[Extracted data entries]
▼▼▼
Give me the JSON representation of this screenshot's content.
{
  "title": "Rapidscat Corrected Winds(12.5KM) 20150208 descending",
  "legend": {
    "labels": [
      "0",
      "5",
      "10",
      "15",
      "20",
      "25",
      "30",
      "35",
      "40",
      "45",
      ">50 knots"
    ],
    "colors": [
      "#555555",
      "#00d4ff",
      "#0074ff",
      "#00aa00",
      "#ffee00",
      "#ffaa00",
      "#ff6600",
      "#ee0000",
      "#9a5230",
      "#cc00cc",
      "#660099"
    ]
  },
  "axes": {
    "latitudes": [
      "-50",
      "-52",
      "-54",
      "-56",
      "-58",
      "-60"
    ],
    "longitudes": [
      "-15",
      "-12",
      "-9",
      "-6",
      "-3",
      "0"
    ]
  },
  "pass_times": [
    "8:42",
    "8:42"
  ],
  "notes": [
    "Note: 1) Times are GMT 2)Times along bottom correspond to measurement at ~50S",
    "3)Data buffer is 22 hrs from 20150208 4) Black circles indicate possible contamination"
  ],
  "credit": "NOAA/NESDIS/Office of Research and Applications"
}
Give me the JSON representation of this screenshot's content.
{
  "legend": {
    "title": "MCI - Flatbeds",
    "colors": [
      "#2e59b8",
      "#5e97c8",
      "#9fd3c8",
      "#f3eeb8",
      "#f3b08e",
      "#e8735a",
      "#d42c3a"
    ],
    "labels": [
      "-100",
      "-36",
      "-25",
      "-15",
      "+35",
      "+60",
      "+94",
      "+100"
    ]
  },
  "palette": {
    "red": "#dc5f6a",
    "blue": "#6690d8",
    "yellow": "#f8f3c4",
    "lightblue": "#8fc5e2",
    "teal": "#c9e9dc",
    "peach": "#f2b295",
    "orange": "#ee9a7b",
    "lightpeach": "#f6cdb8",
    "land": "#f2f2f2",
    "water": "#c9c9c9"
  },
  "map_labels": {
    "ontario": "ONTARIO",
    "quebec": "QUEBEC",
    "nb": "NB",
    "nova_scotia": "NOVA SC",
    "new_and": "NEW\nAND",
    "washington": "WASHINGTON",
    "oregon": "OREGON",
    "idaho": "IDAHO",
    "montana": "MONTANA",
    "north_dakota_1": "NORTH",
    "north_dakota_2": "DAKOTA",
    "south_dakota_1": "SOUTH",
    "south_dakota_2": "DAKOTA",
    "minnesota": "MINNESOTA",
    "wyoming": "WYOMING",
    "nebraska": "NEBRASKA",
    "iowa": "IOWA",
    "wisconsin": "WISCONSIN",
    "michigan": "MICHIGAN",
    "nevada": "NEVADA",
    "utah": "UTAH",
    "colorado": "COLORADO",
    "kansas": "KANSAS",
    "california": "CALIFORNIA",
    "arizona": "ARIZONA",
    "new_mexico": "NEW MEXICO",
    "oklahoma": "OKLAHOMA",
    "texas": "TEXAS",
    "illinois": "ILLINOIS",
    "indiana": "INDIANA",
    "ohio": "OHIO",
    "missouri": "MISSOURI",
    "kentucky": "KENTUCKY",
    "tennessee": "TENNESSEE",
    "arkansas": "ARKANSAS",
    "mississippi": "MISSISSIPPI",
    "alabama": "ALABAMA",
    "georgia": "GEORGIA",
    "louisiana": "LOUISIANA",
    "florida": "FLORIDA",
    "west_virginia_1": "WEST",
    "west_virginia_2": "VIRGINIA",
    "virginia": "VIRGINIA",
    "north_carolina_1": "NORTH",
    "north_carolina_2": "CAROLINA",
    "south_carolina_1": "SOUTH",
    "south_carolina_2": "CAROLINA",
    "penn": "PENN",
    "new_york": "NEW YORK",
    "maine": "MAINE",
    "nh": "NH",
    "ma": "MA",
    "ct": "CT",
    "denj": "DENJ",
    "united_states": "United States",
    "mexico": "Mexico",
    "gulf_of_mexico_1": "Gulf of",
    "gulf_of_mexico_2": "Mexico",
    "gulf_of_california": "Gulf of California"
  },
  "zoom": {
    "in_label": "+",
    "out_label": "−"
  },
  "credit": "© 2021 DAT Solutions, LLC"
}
▲▲▲
▶ [Exercise prompt] Copy all lines of the listing above that contain the string "credit".

▶ [Output for this exercise]
  "credit": "NOAA/NESDIS/Office of Research and Applications"
  "credit": "© 2021 DAT Solutions, LLC"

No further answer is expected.